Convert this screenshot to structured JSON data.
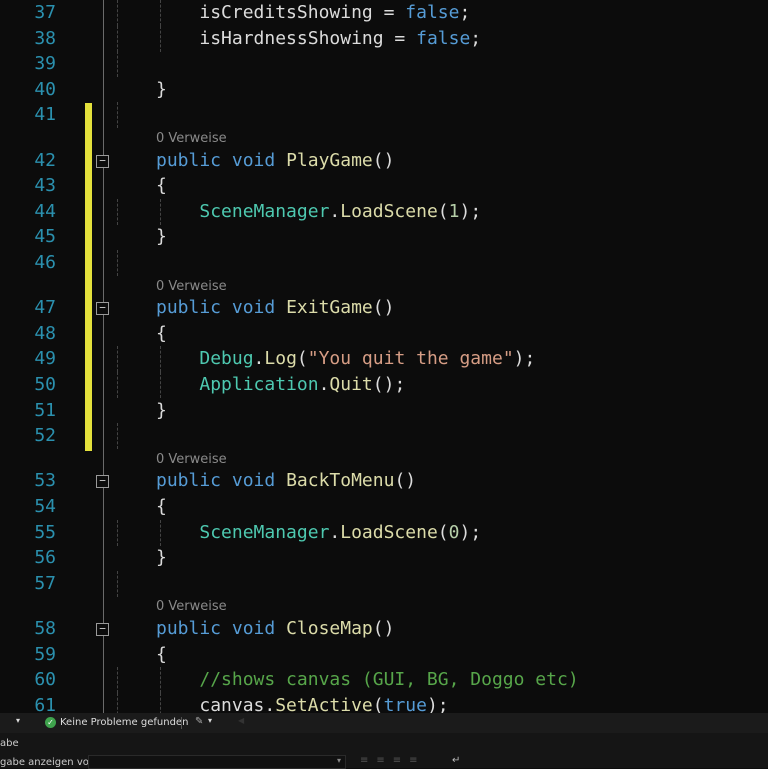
{
  "editor": {
    "codelens_label": "0 Verweise",
    "lines": [
      {
        "n": "37",
        "indent": 2,
        "tokens": [
          [
            "tx",
            "isCreditsShowing = "
          ],
          [
            "kw",
            "false"
          ],
          [
            "tx",
            ";"
          ]
        ]
      },
      {
        "n": "38",
        "indent": 2,
        "tokens": [
          [
            "tx",
            "isHardnessShowing = "
          ],
          [
            "kw",
            "false"
          ],
          [
            "tx",
            ";"
          ]
        ]
      },
      {
        "n": "39",
        "indent": 0,
        "tokens": []
      },
      {
        "n": "40",
        "indent": 1,
        "tokens": [
          [
            "tx",
            "}"
          ]
        ]
      },
      {
        "n": "41",
        "indent": 0,
        "tokens": []
      },
      {
        "n": "42",
        "indent": 1,
        "lens": true,
        "fold": true,
        "tokens": [
          [
            "kw",
            "public"
          ],
          [
            "tx",
            " "
          ],
          [
            "kw",
            "void"
          ],
          [
            "tx",
            " "
          ],
          [
            "mt",
            "PlayGame"
          ],
          [
            "tx",
            "()"
          ]
        ]
      },
      {
        "n": "43",
        "indent": 1,
        "tokens": [
          [
            "tx",
            "{"
          ]
        ]
      },
      {
        "n": "44",
        "indent": 2,
        "tokens": [
          [
            "cl",
            "SceneManager"
          ],
          [
            "tx",
            "."
          ],
          [
            "mt",
            "LoadScene"
          ],
          [
            "tx",
            "("
          ],
          [
            "nm",
            "1"
          ],
          [
            "tx",
            ");"
          ]
        ]
      },
      {
        "n": "45",
        "indent": 1,
        "tokens": [
          [
            "tx",
            "}"
          ]
        ]
      },
      {
        "n": "46",
        "indent": 0,
        "tokens": []
      },
      {
        "n": "47",
        "indent": 1,
        "lens": true,
        "fold": true,
        "tokens": [
          [
            "kw",
            "public"
          ],
          [
            "tx",
            " "
          ],
          [
            "kw",
            "void"
          ],
          [
            "tx",
            " "
          ],
          [
            "mt",
            "ExitGame"
          ],
          [
            "tx",
            "()"
          ]
        ]
      },
      {
        "n": "48",
        "indent": 1,
        "tokens": [
          [
            "tx",
            "{"
          ]
        ]
      },
      {
        "n": "49",
        "indent": 2,
        "tokens": [
          [
            "cl",
            "Debug"
          ],
          [
            "tx",
            "."
          ],
          [
            "mt",
            "Log"
          ],
          [
            "tx",
            "("
          ],
          [
            "st",
            "\"You quit the game\""
          ],
          [
            "tx",
            ");"
          ]
        ]
      },
      {
        "n": "50",
        "indent": 2,
        "tokens": [
          [
            "cl",
            "Application"
          ],
          [
            "tx",
            "."
          ],
          [
            "mt",
            "Quit"
          ],
          [
            "tx",
            "();"
          ]
        ]
      },
      {
        "n": "51",
        "indent": 1,
        "tokens": [
          [
            "tx",
            "}"
          ]
        ]
      },
      {
        "n": "52",
        "indent": 0,
        "tokens": []
      },
      {
        "n": "53",
        "indent": 1,
        "lens": true,
        "fold": true,
        "tokens": [
          [
            "kw",
            "public"
          ],
          [
            "tx",
            " "
          ],
          [
            "kw",
            "void"
          ],
          [
            "tx",
            " "
          ],
          [
            "mt",
            "BackToMenu"
          ],
          [
            "tx",
            "()"
          ]
        ]
      },
      {
        "n": "54",
        "indent": 1,
        "tokens": [
          [
            "tx",
            "{"
          ]
        ]
      },
      {
        "n": "55",
        "indent": 2,
        "tokens": [
          [
            "cl",
            "SceneManager"
          ],
          [
            "tx",
            "."
          ],
          [
            "mt",
            "LoadScene"
          ],
          [
            "tx",
            "("
          ],
          [
            "nm",
            "0"
          ],
          [
            "tx",
            ");"
          ]
        ]
      },
      {
        "n": "56",
        "indent": 1,
        "tokens": [
          [
            "tx",
            "}"
          ]
        ]
      },
      {
        "n": "57",
        "indent": 0,
        "tokens": []
      },
      {
        "n": "58",
        "indent": 1,
        "lens": true,
        "fold": true,
        "tokens": [
          [
            "kw",
            "public"
          ],
          [
            "tx",
            " "
          ],
          [
            "kw",
            "void"
          ],
          [
            "tx",
            " "
          ],
          [
            "mt",
            "CloseMap"
          ],
          [
            "tx",
            "()"
          ]
        ]
      },
      {
        "n": "59",
        "indent": 1,
        "tokens": [
          [
            "tx",
            "{"
          ]
        ]
      },
      {
        "n": "60",
        "indent": 2,
        "tokens": [
          [
            "cm",
            "//shows canvas (GUI, BG, Doggo etc)"
          ]
        ]
      },
      {
        "n": "61",
        "indent": 2,
        "tokens": [
          [
            "tx",
            "canvas."
          ],
          [
            "mt",
            "SetActive"
          ],
          [
            "tx",
            "("
          ],
          [
            "kw",
            "true"
          ],
          [
            "tx",
            ");"
          ]
        ]
      }
    ]
  },
  "statusbar": {
    "problems": "Keine Probleme gefunden",
    "status_icon": "check-circle-icon",
    "brush_icon": "brush-icon"
  },
  "panel": {
    "title": "abe",
    "show_output_label": "gabe anzeigen von:"
  },
  "colors": {
    "change_bar": "#e4e13c",
    "line_number": "#2b91af",
    "keyword": "#569cd6"
  }
}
____
— What is being asked —
Give the number of lines above in which the word "canvas" occurs, with nothing else.

— The solution —
2